**Exercise prompt:** Reproduce the data exactly and drop any pictures it holds.

**Excerpted data:**
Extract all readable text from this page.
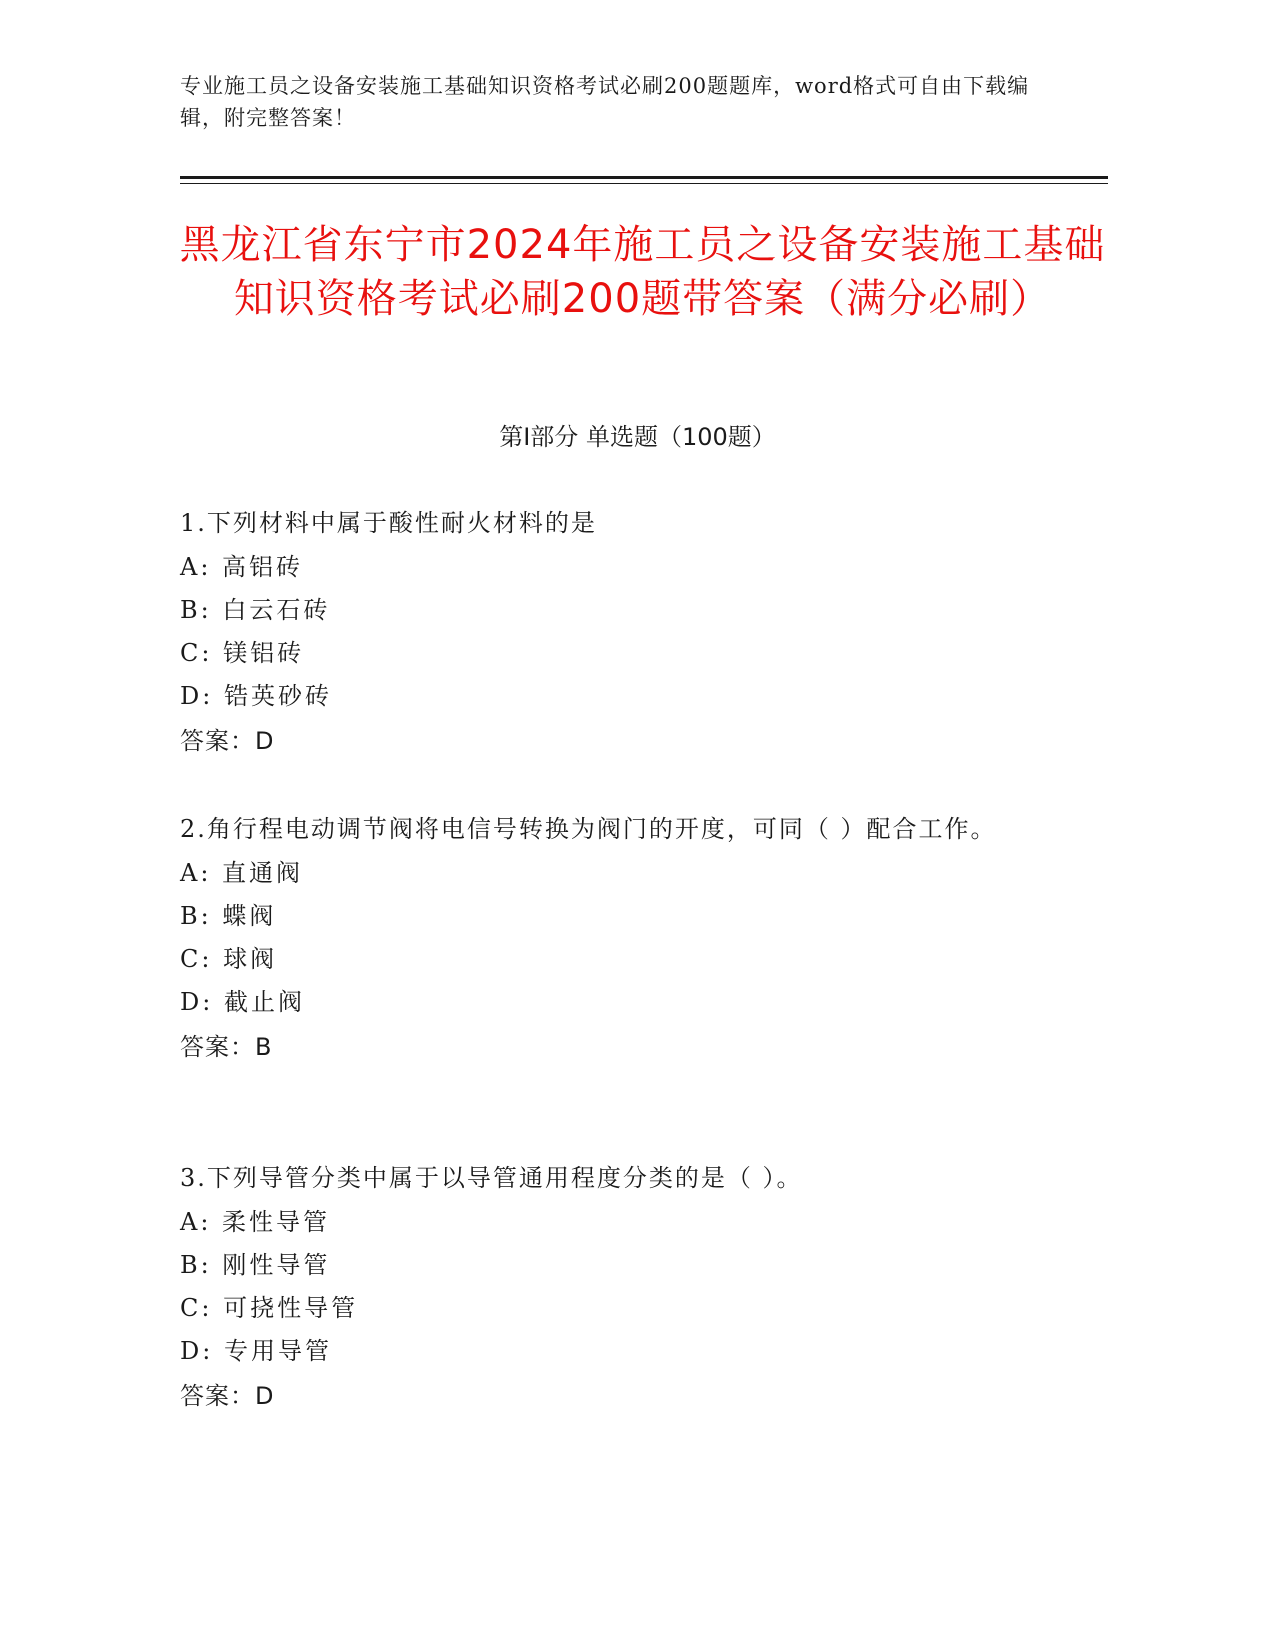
专业施工员之设备安装施工基础知识资格考试必刷200题题库，word格式可自由下载编辑，附完整答案！
黑龙江省东宁市2024年施工员之设备安装施工基础知识资格考试必刷200题带答案（满分必刷）
第I部分 单选题（100题）
1.下列材料中属于酸性耐火材料的是
A: 高铝砖
B: 白云石砖
C: 镁铝砖
D: 锆英砂砖
答案：D
2.角行程电动调节阀将电信号转换为阀门的开度，可同（ ）配合工作。
A: 直通阀
B: 蝶阀
C: 球阀
D: 截止阀
答案：B
3.下列导管分类中属于以导管通用程度分类的是（ ）。
A: 柔性导管
B: 刚性导管
C: 可挠性导管
D: 专用导管
答案：D
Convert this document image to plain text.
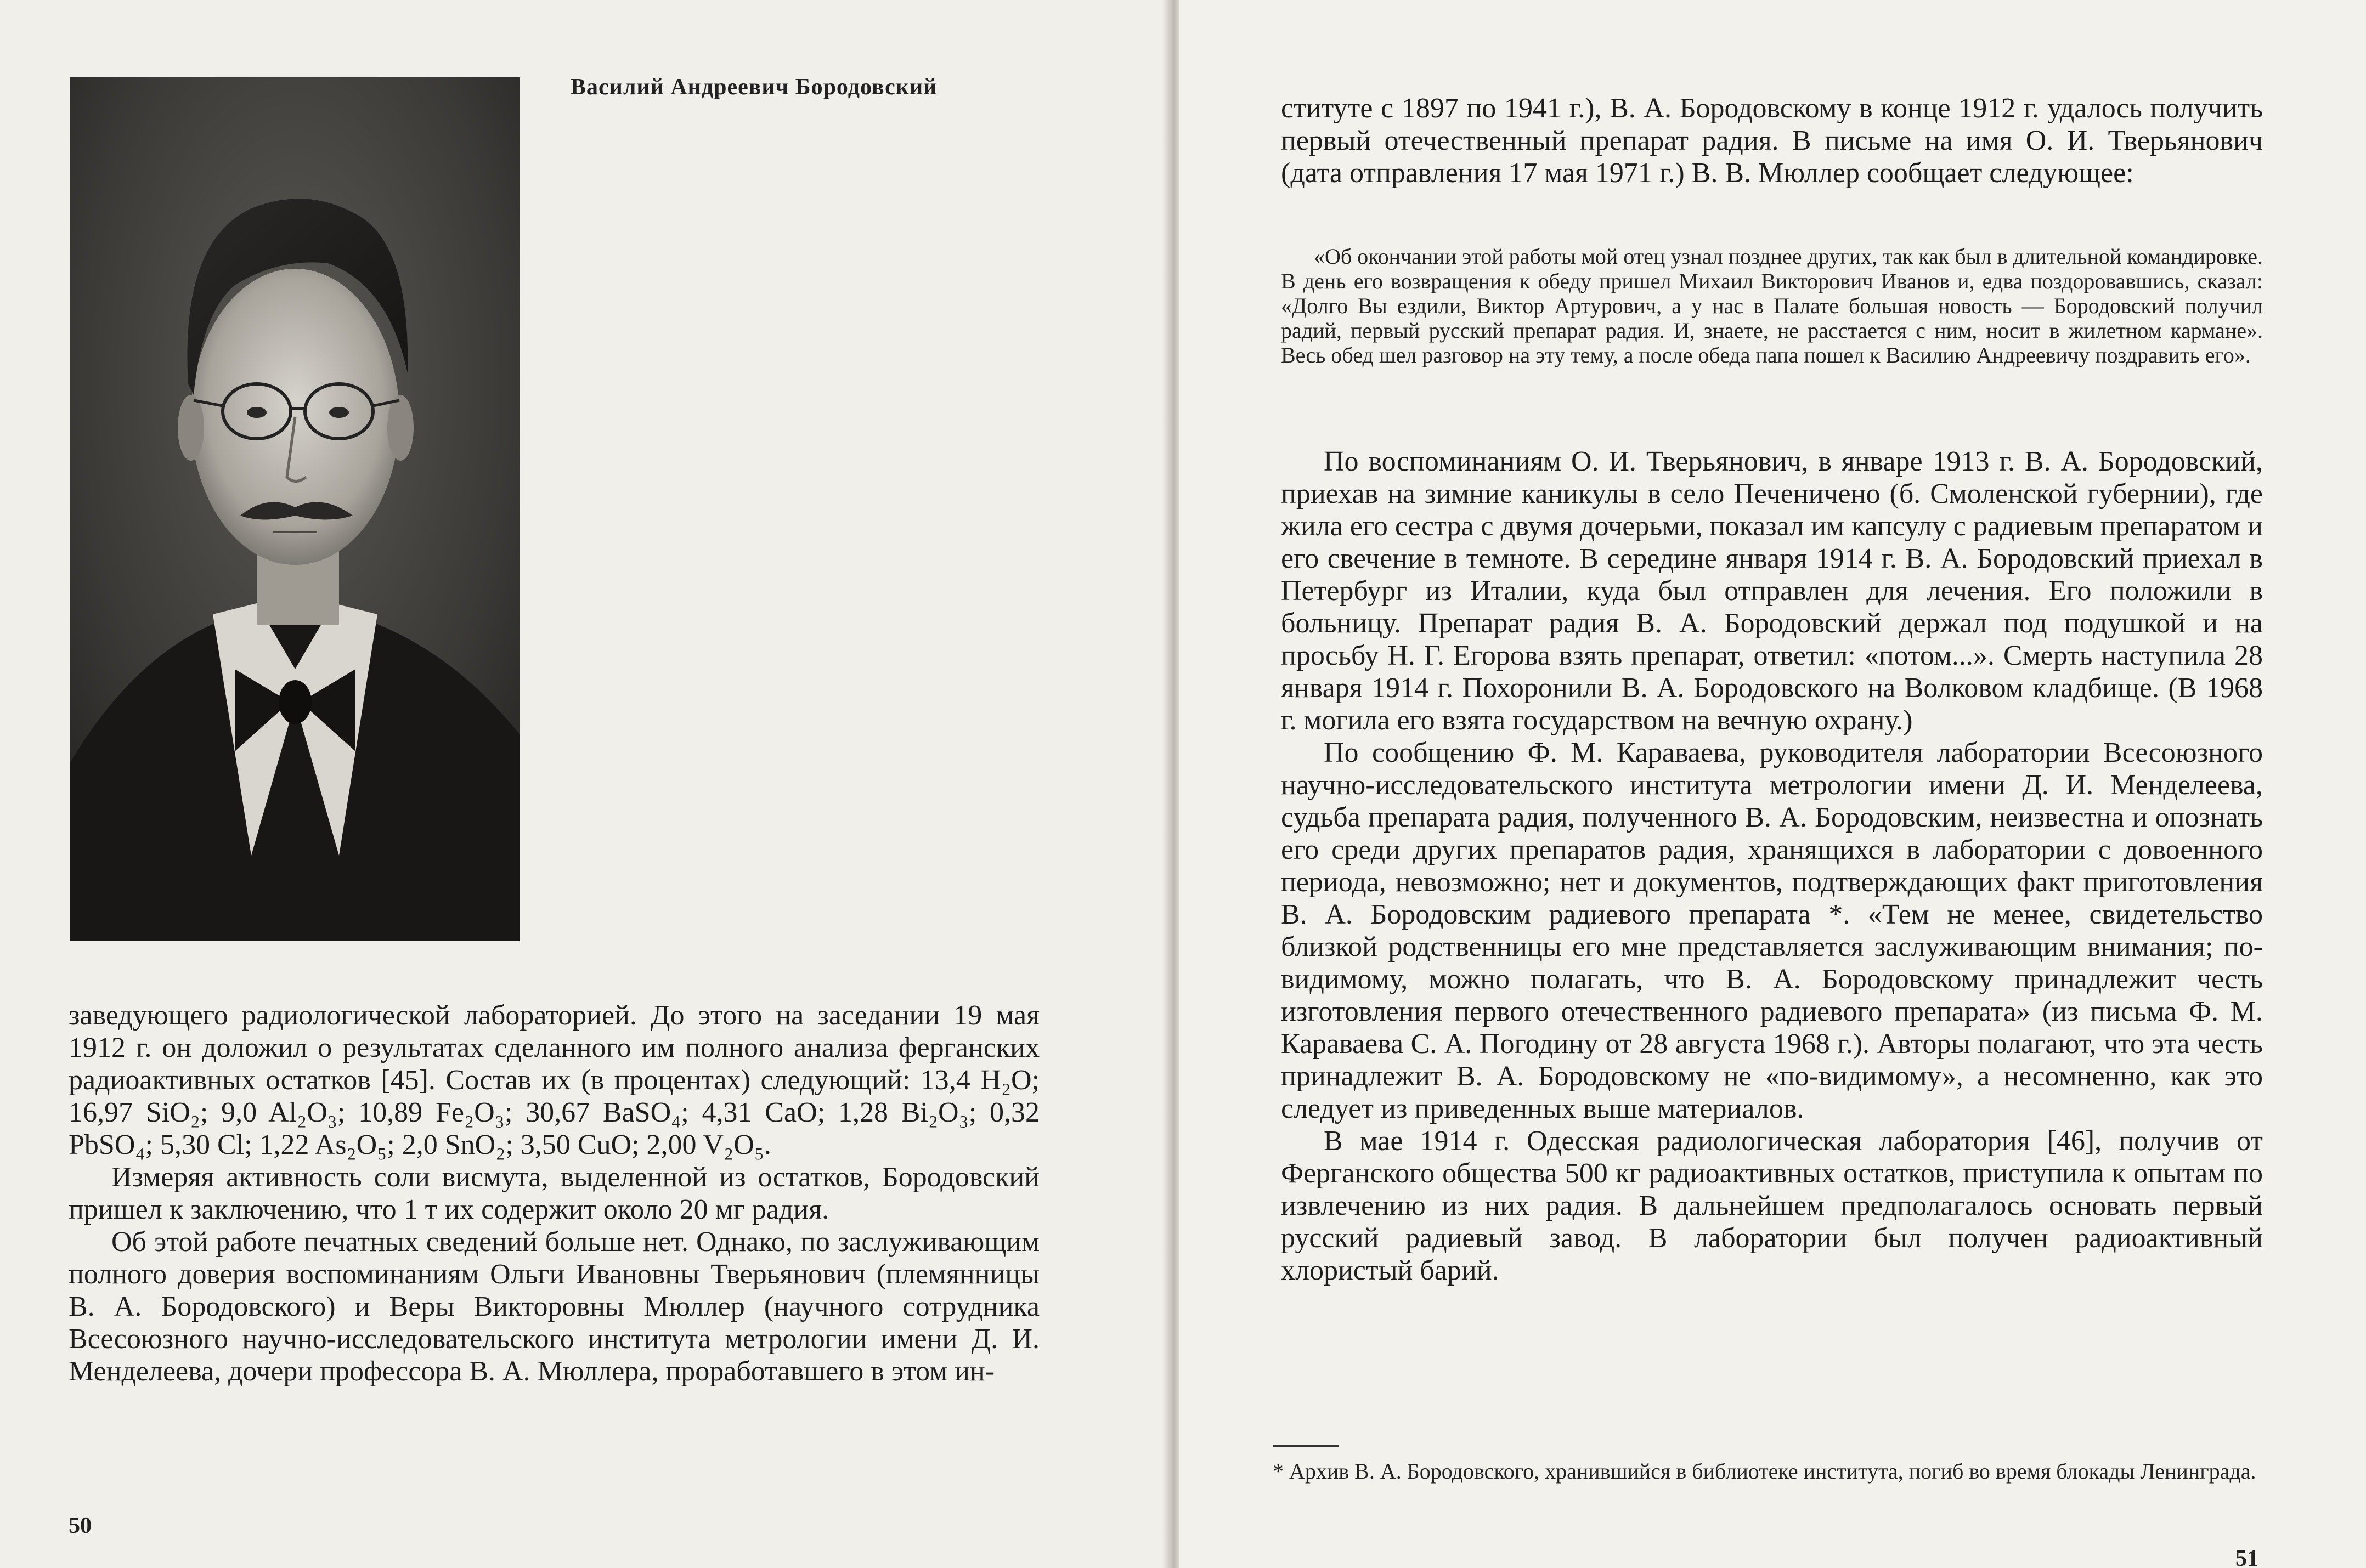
Василий Андреевич Бородовский

заведующего радиологической лабораторией. До этого на заседании 19 мая 1912 г. он доложил о результатах сделанного им полного анализа ферганских радиоактивных остатков [45]. Состав их (в процентах) следующий: 13,4 H₂O; 16,97 SiO₂; 9,0 Al₂O₃; 10,89 Fe₂O₃; 30,67 BaSO₄; 4,31 CaO; 1,28 Bi₂O₃; 0,32 PbSO₄; 5,30 Cl; 1,22 As₂O₅; 2,0 SnO₂; 3,50 CuO; 2,00 V₂O₅.

Измеряя активность соли висмута, выделенной из остатков, Бородовский пришел к заключению, что 1 т их содержит около 20 мг радия.

Об этой работе печатных сведений больше нет. Однако, по заслуживающим полного доверия воспоминаниям Ольги Ивановны Тверьянович (племянницы В. А. Бородовского) и Веры Викторовны Мюллер (научного сотрудника Всесоюзного научно-исследовательского института метрологии имени Д. И. Менделеева, дочери профессора В. А. Мюллера, проработавшего в этом ин-

50

ституте с 1897 по 1941 г.), В. А. Бородовскому в конце 1912 г. удалось получить первый отечественный препарат радия. В письме на имя О. И. Тверьянович (дата отправления 17 мая 1971 г.) В. В. Мюллер сообщает следующее:

«Об окончании этой работы мой отец узнал позднее других, так как был в длительной командировке. В день его возвращения к обеду пришел Михаил Викторович Иванов и, едва поздоровавшись, сказал: «Долго Вы ездили, Виктор Артурович, а у нас в Палате большая новость — Бородовский получил радий, первый русский препарат радия. И, знаете, не расстается с ним, носит в жилетном кармане». Весь обед шел разговор на эту тему, а после обеда папа пошел к Василию Андреевичу поздравить его».

По воспоминаниям О. И. Тверьянович, в январе 1913 г. В. А. Бородовский, приехав на зимние каникулы в село Печеничено (б. Смоленской губернии), где жила его сестра с двумя дочерьми, показал им капсулу с радиевым препаратом и его свечение в темноте. В середине января 1914 г. В. А. Бородовский приехал в Петербург из Италии, куда был отправлен для лечения. Его положили в больницу. Препарат радия В. А. Бородовский держал под подушкой и на просьбу Н. Г. Егорова взять препарат, ответил: «потом...». Смерть наступила 28 января 1914 г. Похоронили В. А. Бородовского на Волковом кладбище. (В 1968 г. могила его взята государством на вечную охрану.)

По сообщению Ф. М. Караваева, руководителя лаборатории Всесоюзного научно-исследовательского института метрологии имени Д. И. Менделеева, судьба препарата радия, полученного В. А. Бородовским, неизвестна и опознать его среди других препаратов радия, хранящихся в лаборатории с довоенного периода, невозможно; нет и документов, подтверждающих факт приготовления В. А. Бородовским радиевого препарата *. «Тем не менее, свидетельство близкой родственницы его мне представляется заслуживающим внимания; по-видимому, можно полагать, что В. А. Бородовскому принадлежит честь изготовления первого отечественного радиевого препарата» (из письма Ф. М. Караваева С. А. Погодину от 28 августа 1968 г.). Авторы полагают, что эта честь принадлежит В. А. Бородовскому не «по-видимому», а несомненно, как это следует из приведенных выше материалов.

В мае 1914 г. Одесская радиологическая лаборатория [46], получив от Ферганского общества 500 кг радиоактивных остатков, приступила к опытам по извлечению из них радия. В дальнейшем предполагалось основать первый русский радиевый завод. В лаборатории был получен радиоактивный хлористый барий.

* Архив В. А. Бородовского, хранившийся в библиотеке института, погиб во время блокады Ленинграда.

51
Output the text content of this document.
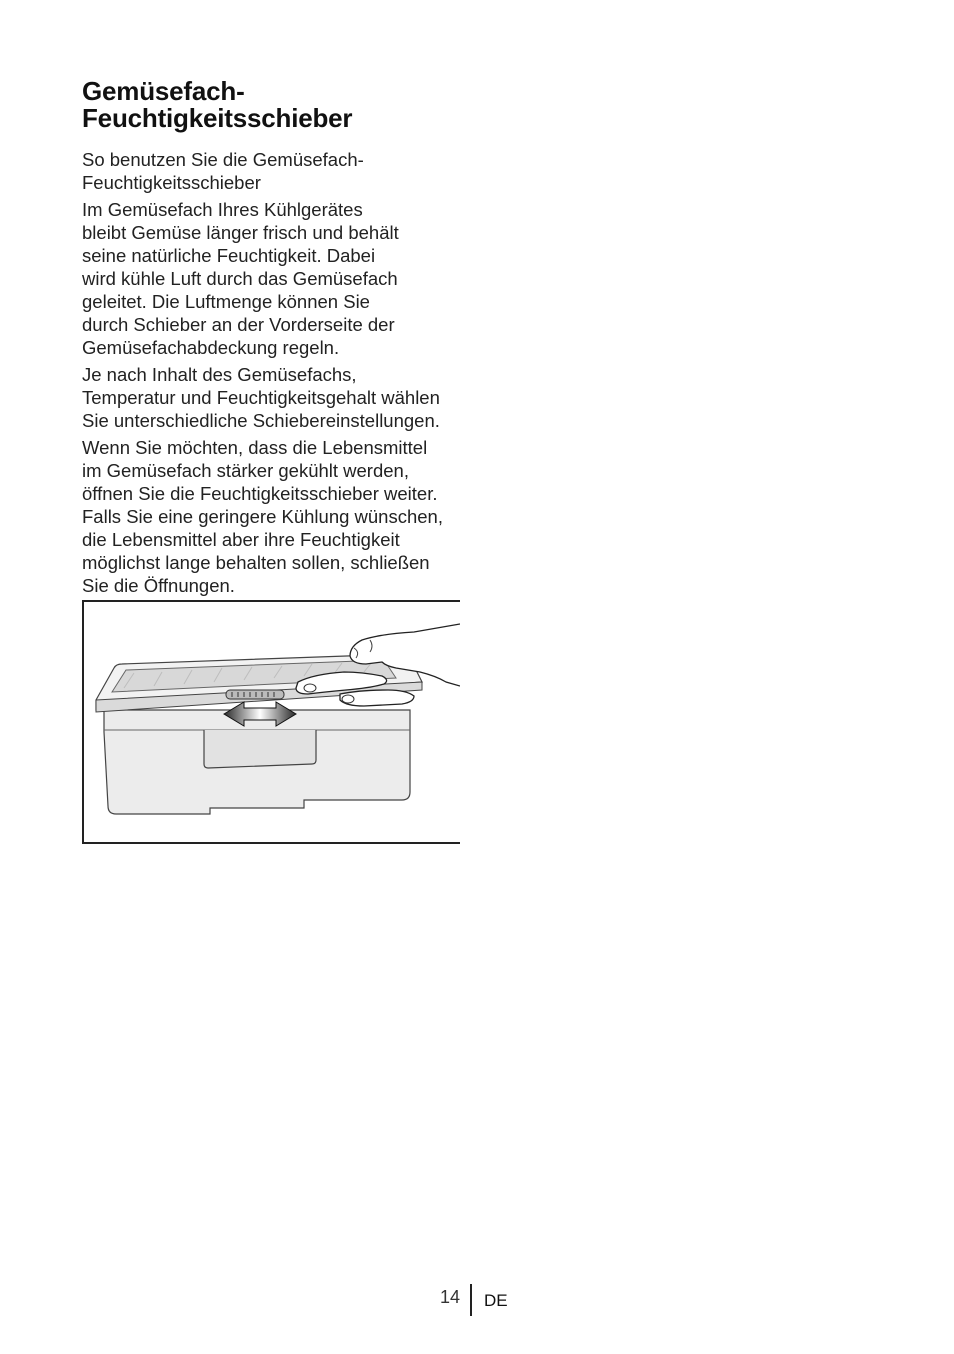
Gemüsefach-
Feuchtigkeitsschieber

So benutzen Sie die Gemüsefach-
Feuchtigkeitsschieber

Im Gemüsefach Ihres Kühlgerätes
bleibt Gemüse länger frisch und behält
seine natürliche Feuchtigkeit. Dabei
wird kühle Luft durch das Gemüsefach
geleitet. Die Luftmenge können Sie
durch Schieber an der Vorderseite der
Gemüsefachabdeckung regeln.

Je nach Inhalt des Gemüsefachs,
Temperatur und Feuchtigkeitsgehalt wählen
Sie unterschiedliche Schiebereinstellungen.

Wenn Sie möchten, dass die Lebensmittel
im Gemüsefach stärker gekühlt werden,
öffnen Sie die Feuchtigkeitsschieber weiter.
Falls Sie eine geringere Kühlung wünschen,
die Lebensmittel aber ihre Feuchtigkeit
möglichst lange behalten sollen, schließen
Sie die Öffnungen.

14 DE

**Output for this exercise:**
Extract all readable text from this page.
专业施工员之设备安装施工基础知识资格考试必刷200题题库，word格式可自由下载编辑，附完整答案！
黑龙江省东宁市2024年施工员之设备安装施工基础知识资格考试必刷200题带答案（满分必刷）
第I部分 单选题（100题）
1.下列材料中属于酸性耐火材料的是
A: 高铝砖
B: 白云石砖
C: 镁铝砖
D: 锆英砂砖
答案：D
2.角行程电动调节阀将电信号转换为阀门的开度，可同（ ）配合工作。
A: 直通阀
B: 蝶阀
C: 球阀
D: 截止阀
答案：B
3.下列导管分类中属于以导管通用程度分类的是（ ）。
A: 柔性导管
B: 刚性导管
C: 可挠性导管
D: 专用导管
答案：D
Convert this document image to plain text.
Василий Андреевич Бородовский

заведующего радиологической лабораторией. До этого на заседании 19 мая 1912 г. он доложил о результатах сделанного им полного анализа ферганских радиоактивных остатков [45]. Состав их (в процентах) следующий: 13,4 H₂O; 16,97 SiO₂; 9,0 Al₂O₃; 10,89 Fe₂O₃; 30,67 BaSO₄; 4,31 CaO; 1,28 Bi₂O₃; 0,32 PbSO₄; 5,30 Cl; 1,22 As₂O₅; 2,0 SnO₂; 3,50 CuO; 2,00 V₂O₅.

Измеряя активность соли висмута, выделенной из остатков, Бородовский пришел к заключению, что 1 т их содержит около 20 мг радия.

Об этой работе печатных сведений больше нет. Однако, по заслуживающим полного доверия воспоминаниям Ольги Ивановны Тверьянович (племянницы В. А. Бородовского) и Веры Викторовны Мюллер (научного сотрудника Всесоюзного научно-исследовательского института метрологии имени Д. И. Менделеева, дочери профессора В. А. Мюллера, проработавшего в этом ин-

50

ституте с 1897 по 1941 г.), В. А. Бородовскому в конце 1912 г. удалось получить первый отечественный препарат радия. В письме на имя О. И. Тверьянович (дата отправления 17 мая 1971 г.) В. В. Мюллер сообщает следующее:

«Об окончании этой работы мой отец узнал позднее других, так как был в длительной командировке. В день его возвращения к обеду пришел Михаил Викторович Иванов и, едва поздоровавшись, сказал: «Долго Вы ездили, Виктор Артурович, а у нас в Палате большая новость — Бородовский получил радий, первый русский препарат радия. И, знаете, не расстается с ним, носит в жилетном кармане». Весь обед шел разговор на эту тему, а после обеда папа пошел к Василию Андреевичу поздравить его».

По воспоминаниям О. И. Тверьянович, в январе 1913 г. В. А. Бородовский, приехав на зимние каникулы в село Печеничено (б. Смоленской губернии), где жила его сестра с двумя дочерьми, показал им капсулу с радиевым препаратом и его свечение в темноте. В середине января 1914 г. В. А. Бородовский приехал в Петербург из Италии, куда был отправлен для лечения. Его положили в больницу. Препарат радия В. А. Бородовский держал под подушкой и на просьбу Н. Г. Егорова взять препарат, ответил: «потом...». Смерть наступила 28 января 1914 г. Похоронили В. А. Бородовского на Волковом кладбище. (В 1968 г. могила его взята государством на вечную охрану.)

По сообщению Ф. М. Караваева, руководителя лаборатории Всесоюзного научно-исследовательского института метрологии имени Д. И. Менделеева, судьба препарата радия, полученного В. А. Бородовским, неизвестна и опознать его среди других препаратов радия, хранящихся в лаборатории с довоенного периода, невозможно; нет и документов, подтверждающих факт приготовления В. А. Бородовским радиевого препарата *. «Тем не менее, свидетельство близкой родственницы его мне представляется заслуживающим внимания; по-видимому, можно полагать, что В. А. Бородовскому принадлежит честь изготовления первого отечественного радиевого препарата» (из письма Ф. М. Караваева С. А. Погодину от 28 августа 1968 г.). Авторы полагают, что эта честь принадлежит В. А. Бородовскому не «по-видимому», а несомненно, как это следует из приведенных выше материалов.

В мае 1914 г. Одесская радиологическая лаборатория [46], получив от Ферганского общества 500 кг радиоактивных остатков, приступила к опытам по извлечению из них радия. В дальнейшем предполагалось основать первый русский радиевый завод. В лаборатории был получен радиоактивный хлористый барий.

* Архив В. А. Бородовского, хранившийся в библиотеке института, погиб во время блокады Ленинграда.

51
Output the text content of this document.
Gemüsefach-
Feuchtigkeitsschieber

So benutzen Sie die Gemüsefach-
Feuchtigkeitsschieber

Im Gemüsefach Ihres Kühlgerätes
bleibt Gemüse länger frisch und behält
seine natürliche Feuchtigkeit. Dabei
wird kühle Luft durch das Gemüsefach
geleitet. Die Luftmenge können Sie
durch Schieber an der Vorderseite der
Gemüsefachabdeckung regeln.

Je nach Inhalt des Gemüsefachs,
Temperatur und Feuchtigkeitsgehalt wählen
Sie unterschiedliche Schiebereinstellungen.

Wenn Sie möchten, dass die Lebensmittel
im Gemüsefach stärker gekühlt werden,
öffnen Sie die Feuchtigkeitsschieber weiter.
Falls Sie eine geringere Kühlung wünschen,
die Lebensmittel aber ihre Feuchtigkeit
möglichst lange behalten sollen, schließen
Sie die Öffnungen.

14 DE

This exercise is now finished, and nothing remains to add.